List each line of the data that holds the string "following".
[Begin Records supplied]
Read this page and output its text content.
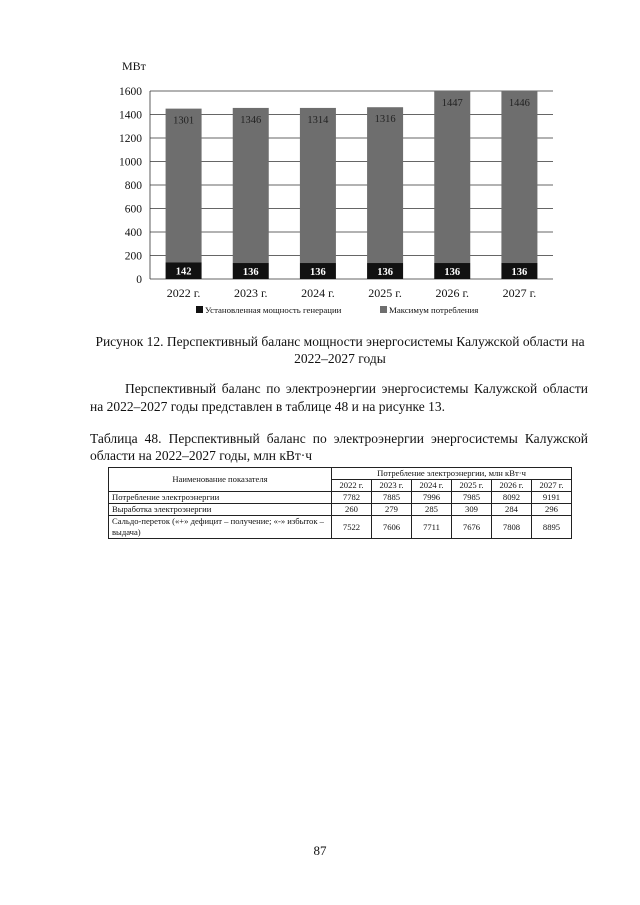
МВт
0
200
400
600
800
1000
1200
1400
1600
142
1301
2022 г.
136
1346
2023 г.
136
1314
2024 г.
136
1316
2025 г.
136
1447
2026 г.
136
1446
2027 г.
Установленная мощность генерации	Максимум потребления
Рисунок 12. Перспективный баланс мощности энергосистемы Калужской области на 2022–2027 годы
Перспективный баланс по электроэнергии энергосистемы Калужской области на 2022–2027 годы представлен в таблице 48 и на рисунке 13.
Таблица 48. Перспективный баланс по электроэнергии энергосистемы Калужской области на 2022–2027 годы, млн кВт·ч
Наименование показателя	Потребление электроэнергии, млн кВт·ч					
	2022 г.	2023 г.	2024 г.	2025 г.	2026 г.	2027 г.
Потребление электроэнергии	7782	7885	7996	7985	8092	9191
Выработка электроэнергии	260	279	285	309	284	296
Сальдо-переток («+» дефицит – получение; «-» избыток – выдача)	7522	7606	7711	7676	7808	8895
87
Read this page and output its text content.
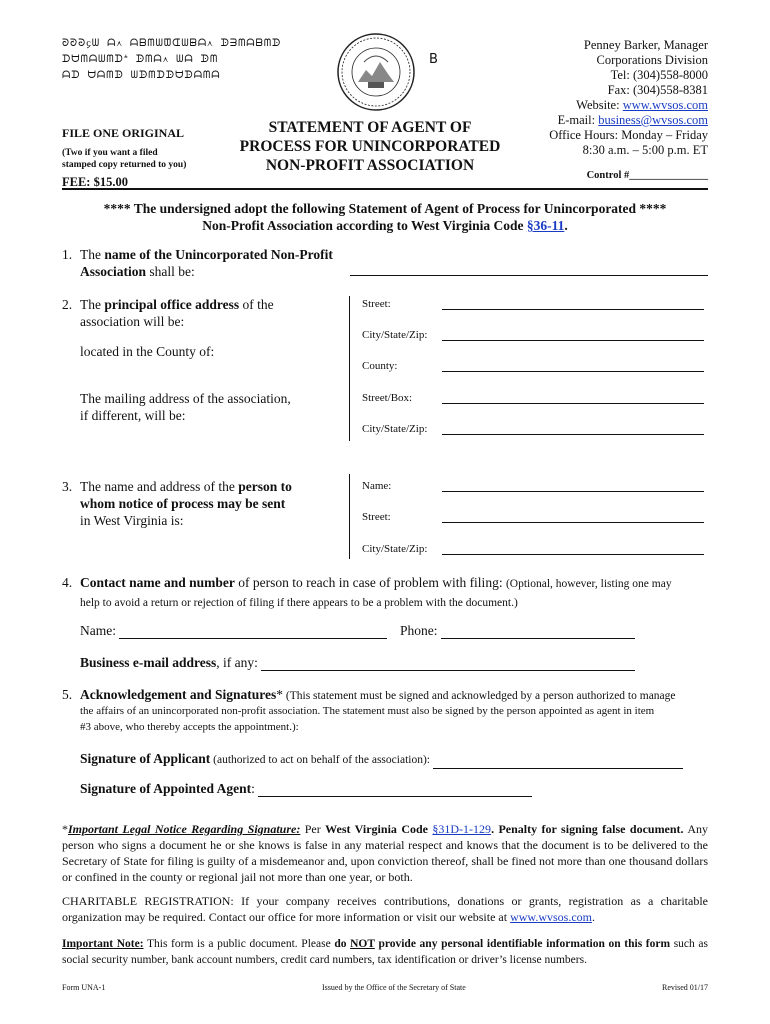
ᘐᘑᘒ᧔ᗯ ᗩ᧘ ᗩᗷᗰᗯᗵᗭᗯᗸᗩ᧘ ᗬᗱᗰᗩᗷᗰᗬ
ᗪᗨᗰᗩᗯᗰᗪᗮ ᗬᗰᗩ᧘ ᗯᗩ ᗬᗰ
ᗩᗪ ᗨᗩᗰᗬ ᗯᗬᗰᗪᗬᗨᗬᗩᗰᗩ
B
Penney Barker, Manager
Corporations Division
Tel: (304)558-8000
Fax: (304)558-8381
Website: www.wvsos.com
E-mail: business@wvsos.com
Office Hours: Monday – Friday
8:30 a.m. – 5:00 p.m. ET
FILE ONE ORIGINAL
(Two if you want a filed
stamped copy returned to you)
FEE: $15.00
STATEMENT OF AGENT OF
PROCESS FOR UNINCORPORATED
NON-PROFIT ASSOCIATION
Control #_______________
**** The undersigned adopt the following Statement of Agent of Process for Unincorporated ****
Non-Profit Association according to West Virginia Code §36-11.
1. The name of the Unincorporated Non-Profit
Association shall be:
2. The principal office address of the
association will be:
located in the County of:
The mailing address of the association,
if different, will be:
Street:
City/State/Zip:
County:
Street/Box:
City/State/Zip:
3. The name and address of the person to
whom notice of process may be sent
in West Virginia is:
Name:
Street:
City/State/Zip:
4. Contact name and number of person to reach in case of problem with filing: (Optional, however, listing one may
help to avoid a return or rejection of filing if there appears to be a problem with the document.)
Name:	Phone:
Business e-mail address, if any:
5. Acknowledgement and Signatures* (This statement must be signed and acknowledged by a person authorized to manage
the affairs of an unincorporated non-profit association. The statement must also be signed by the person appointed as agent in item
#3 above, who thereby accepts the appointment.):
Signature of Applicant (authorized to act on behalf of the association):
Signature of Appointed Agent:
*Important Legal Notice Regarding Signature: Per West Virginia Code §31D-1-129. Penalty for signing false document. Any person who signs a document he or she knows is false in any material respect and knows that the document is to be delivered to the Secretary of State for filing is guilty of a misdemeanor and, upon conviction thereof, shall be fined not more than one thousand dollars or confined in the county or regional jail not more than one year, or both.
CHARITABLE REGISTRATION: If your company receives contributions, donations or grants, registration as a charitable organization may be required. Contact our office for more information or visit our website at www.wvsos.com.
Important Note: This form is a public document. Please do NOT provide any personal identifiable information on this form such as social security number, bank account numbers, credit card numbers, tax identification or driver’s license numbers.
Form UNA-1	Issued by the Office of the Secretary of State	Revised 01/17
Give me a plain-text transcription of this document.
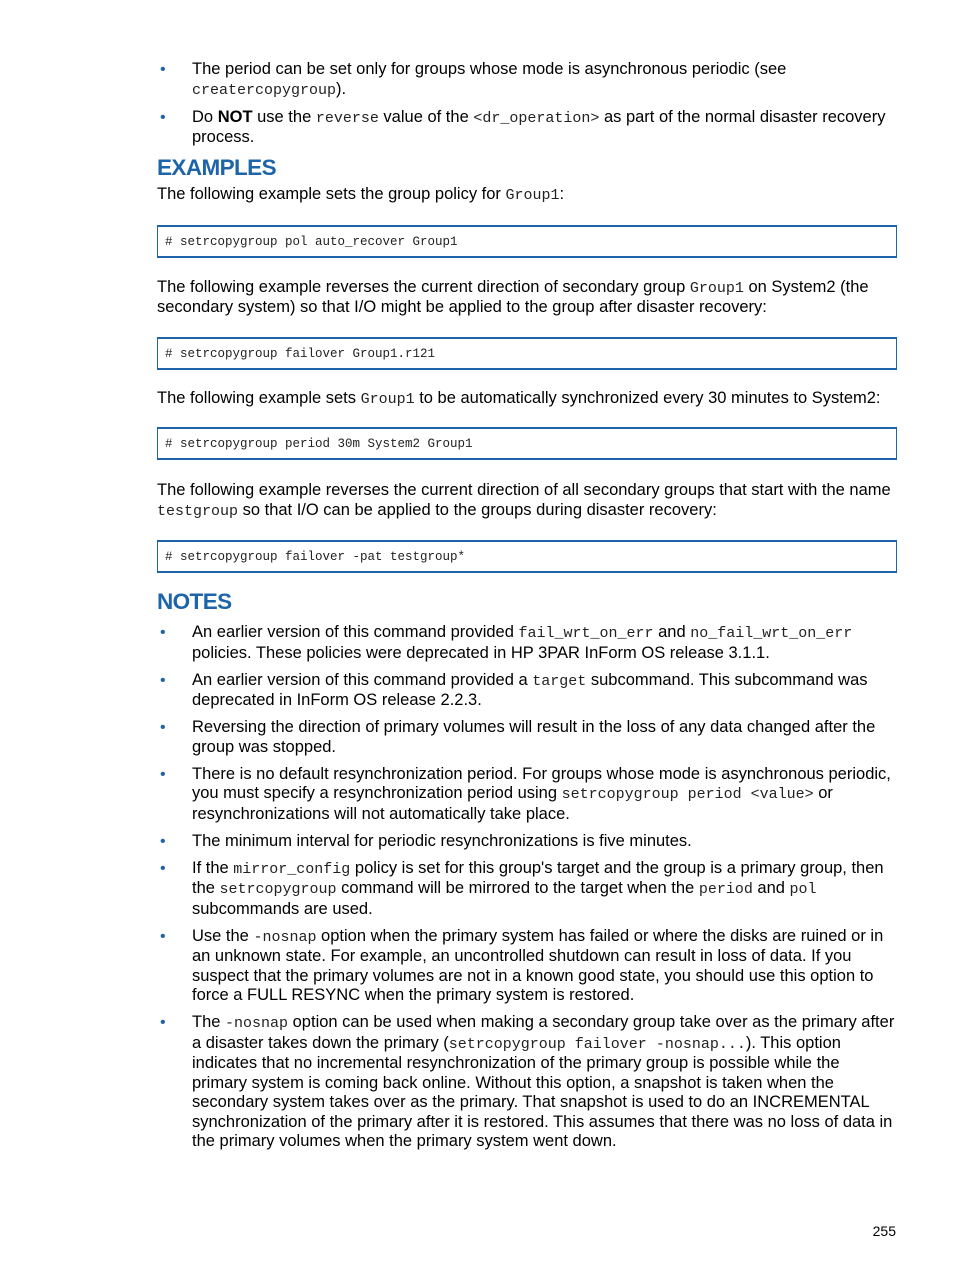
• The period can be set only for groups whose mode is asynchronous periodic (see creatercopygroup).
• Do NOT use the reverse value of the <dr_operation> as part of the normal disaster recovery process.
EXAMPLES

The following example sets the group policy for Group1:

# setrcopygroup pol auto_recover Group1

The following example reverses the current direction of secondary group Group1 on System2 (the secondary system) so that I/O might be applied to the group after disaster recovery:

# setrcopygroup failover Group1.r121

The following example sets Group1 to be automatically synchronized every 30 minutes to System2:

# setrcopygroup period 30m System2 Group1

The following example reverses the current direction of all secondary groups that start with the name testgroup so that I/O can be applied to the groups during disaster recovery:

# setrcopygroup failover -pat testgroup*
NOTES
• An earlier version of this command provided fail_wrt_on_err and no_fail_wrt_on_err policies. These policies were deprecated in HP 3PAR InForm OS release 3.1.1.
• An earlier version of this command provided a target subcommand. This subcommand was deprecated in InForm OS release 2.2.3.
• Reversing the direction of primary volumes will result in the loss of any data changed after the group was stopped.
• There is no default resynchronization period. For groups whose mode is asynchronous periodic, you must specify a resynchronization period using setrcopygroup period <value> or resynchronizations will not automatically take place.
• The minimum interval for periodic resynchronizations is five minutes.
• If the mirror_config policy is set for this group's target and the group is a primary group, then the setrcopygroup command will be mirrored to the target when the period and pol subcommands are used.
• Use the -nosnap option when the primary system has failed or where the disks are ruined or in an unknown state. For example, an uncontrolled shutdown can result in loss of data. If you suspect that the primary volumes are not in a known good state, you should use this option to force a FULL RESYNC when the primary system is restored.
• The -nosnap option can be used when making a secondary group take over as the primary after a disaster takes down the primary (setrcopygroup failover -nosnap...). This option indicates that no incremental resynchronization of the primary group is possible while the primary system is coming back online. Without this option, a snapshot is taken when the secondary system takes over as the primary. That snapshot is used to do an INCREMENTAL synchronization of the primary after it is restored. This assumes that there was no loss of data in the primary volumes when the primary system went down.
255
[End Records supplied]
*Reply*
**** The undersigned adopt the following Statement of Agent of Process for Unincorporated ****
The following example sets the group policy for Group1:
The following example reverses the current direction of secondary group Group1 on System2 (the secondary system) so that I/O might be applied to the group after disaster recovery:
The following example sets Group1 to be automatically synchronized every 30 minutes to System2:
The following example reverses the current direction of all secondary groups that start with the name testgroup so that I/O can be applied to the groups during disaster recovery:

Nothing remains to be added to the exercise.